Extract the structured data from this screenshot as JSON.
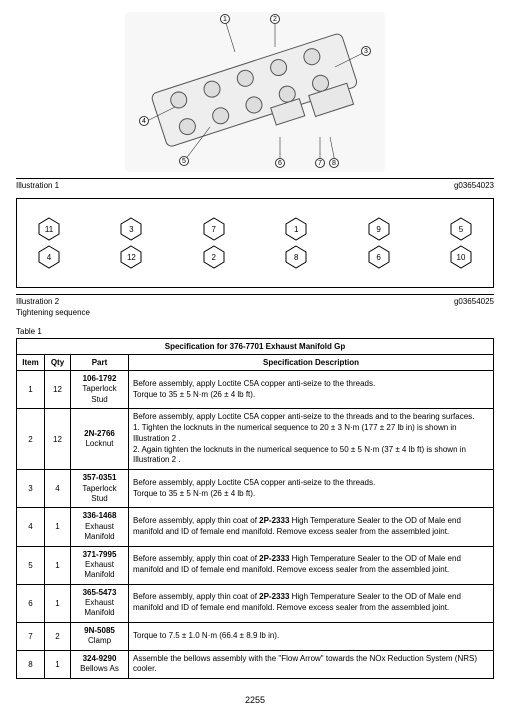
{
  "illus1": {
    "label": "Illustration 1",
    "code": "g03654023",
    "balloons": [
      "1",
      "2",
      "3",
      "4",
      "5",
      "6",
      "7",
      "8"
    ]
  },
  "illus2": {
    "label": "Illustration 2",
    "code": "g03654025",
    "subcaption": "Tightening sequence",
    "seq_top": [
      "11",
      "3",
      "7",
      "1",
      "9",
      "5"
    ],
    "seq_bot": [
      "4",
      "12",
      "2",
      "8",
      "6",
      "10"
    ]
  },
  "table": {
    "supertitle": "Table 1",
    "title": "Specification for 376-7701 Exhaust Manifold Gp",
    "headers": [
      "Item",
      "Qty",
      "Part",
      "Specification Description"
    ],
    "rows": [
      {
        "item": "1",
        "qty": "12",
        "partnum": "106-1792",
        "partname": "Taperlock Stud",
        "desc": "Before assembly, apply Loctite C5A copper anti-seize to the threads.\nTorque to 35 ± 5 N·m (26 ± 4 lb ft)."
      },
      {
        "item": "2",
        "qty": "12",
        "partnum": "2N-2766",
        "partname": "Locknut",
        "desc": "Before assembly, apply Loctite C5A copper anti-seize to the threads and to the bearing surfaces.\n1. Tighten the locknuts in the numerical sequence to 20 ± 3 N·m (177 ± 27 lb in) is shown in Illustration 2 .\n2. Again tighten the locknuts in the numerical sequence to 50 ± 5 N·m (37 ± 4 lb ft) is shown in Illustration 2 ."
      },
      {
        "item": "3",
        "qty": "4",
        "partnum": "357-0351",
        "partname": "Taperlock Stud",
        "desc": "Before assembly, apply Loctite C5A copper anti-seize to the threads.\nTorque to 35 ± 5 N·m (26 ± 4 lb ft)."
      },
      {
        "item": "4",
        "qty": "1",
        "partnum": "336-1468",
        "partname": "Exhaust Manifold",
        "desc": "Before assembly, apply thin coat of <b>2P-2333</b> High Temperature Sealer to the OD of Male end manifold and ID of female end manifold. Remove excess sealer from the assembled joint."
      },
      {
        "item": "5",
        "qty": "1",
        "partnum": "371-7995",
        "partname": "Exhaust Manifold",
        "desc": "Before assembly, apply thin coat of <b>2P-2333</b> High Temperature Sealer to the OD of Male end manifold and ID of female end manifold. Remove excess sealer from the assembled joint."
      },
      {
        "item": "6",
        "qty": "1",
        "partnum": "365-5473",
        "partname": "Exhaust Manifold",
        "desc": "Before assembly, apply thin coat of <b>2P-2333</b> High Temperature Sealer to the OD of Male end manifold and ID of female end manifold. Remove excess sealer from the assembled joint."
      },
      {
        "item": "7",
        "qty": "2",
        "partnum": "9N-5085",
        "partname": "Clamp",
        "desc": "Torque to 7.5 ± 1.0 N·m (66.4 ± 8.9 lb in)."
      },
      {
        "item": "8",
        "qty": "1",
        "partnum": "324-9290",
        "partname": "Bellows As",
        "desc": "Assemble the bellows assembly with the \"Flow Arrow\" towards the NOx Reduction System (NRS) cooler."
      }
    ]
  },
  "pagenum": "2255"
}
——————
**Problem:** Make an exact copy of the records shown above, without the pictures.

**The solution:**
Extract the structured data from this screenshot as JSON.
{
  "illus1": {
    "label": "Illustration 1",
    "code": "g03654023",
    "balloons": [
      "1",
      "2",
      "3",
      "4",
      "5",
      "6",
      "7",
      "8"
    ]
  },
  "illus2": {
    "label": "Illustration 2",
    "code": "g03654025",
    "subcaption": "Tightening sequence",
    "seq_top": [
      "11",
      "3",
      "7",
      "1",
      "9",
      "5"
    ],
    "seq_bot": [
      "4",
      "12",
      "2",
      "8",
      "6",
      "10"
    ]
  },
  "table": {
    "supertitle": "Table 1",
    "title": "Specification for 376-7701 Exhaust Manifold Gp",
    "headers": [
      "Item",
      "Qty",
      "Part",
      "Specification Description"
    ],
    "rows": [
      {
        "item": "1",
        "qty": "12",
        "partnum": "106-1792",
        "partname": "Taperlock Stud",
        "desc": "Before assembly, apply Loctite C5A copper anti-seize to the threads.\nTorque to 35 ± 5 N·m (26 ± 4 lb ft)."
      },
      {
        "item": "2",
        "qty": "12",
        "partnum": "2N-2766",
        "partname": "Locknut",
        "desc": "Before assembly, apply Loctite C5A copper anti-seize to the threads and to the bearing surfaces.\n1. Tighten the locknuts in the numerical sequence to 20 ± 3 N·m (177 ± 27 lb in) is shown in Illustration 2 .\n2. Again tighten the locknuts in the numerical sequence to 50 ± 5 N·m (37 ± 4 lb ft) is shown in Illustration 2 ."
      },
      {
        "item": "3",
        "qty": "4",
        "partnum": "357-0351",
        "partname": "Taperlock Stud",
        "desc": "Before assembly, apply Loctite C5A copper anti-seize to the threads.\nTorque to 35 ± 5 N·m (26 ± 4 lb ft)."
      },
      {
        "item": "4",
        "qty": "1",
        "partnum": "336-1468",
        "partname": "Exhaust Manifold",
        "desc": "Before assembly, apply thin coat of <b>2P-2333</b> High Temperature Sealer to the OD of Male end manifold and ID of female end manifold. Remove excess sealer from the assembled joint."
      },
      {
        "item": "5",
        "qty": "1",
        "partnum": "371-7995",
        "partname": "Exhaust Manifold",
        "desc": "Before assembly, apply thin coat of <b>2P-2333</b> High Temperature Sealer to the OD of Male end manifold and ID of female end manifold. Remove excess sealer from the assembled joint."
      },
      {
        "item": "6",
        "qty": "1",
        "partnum": "365-5473",
        "partname": "Exhaust Manifold",
        "desc": "Before assembly, apply thin coat of <b>2P-2333</b> High Temperature Sealer to the OD of Male end manifold and ID of female end manifold. Remove excess sealer from the assembled joint."
      },
      {
        "item": "7",
        "qty": "2",
        "partnum": "9N-5085",
        "partname": "Clamp",
        "desc": "Torque to 7.5 ± 1.0 N·m (66.4 ± 8.9 lb in)."
      },
      {
        "item": "8",
        "qty": "1",
        "partnum": "324-9290",
        "partname": "Bellows As",
        "desc": "Assemble the bellows assembly with the \"Flow Arrow\" towards the NOx Reduction System (NRS) cooler."
      }
    ]
  },
  "pagenum": "2255"
}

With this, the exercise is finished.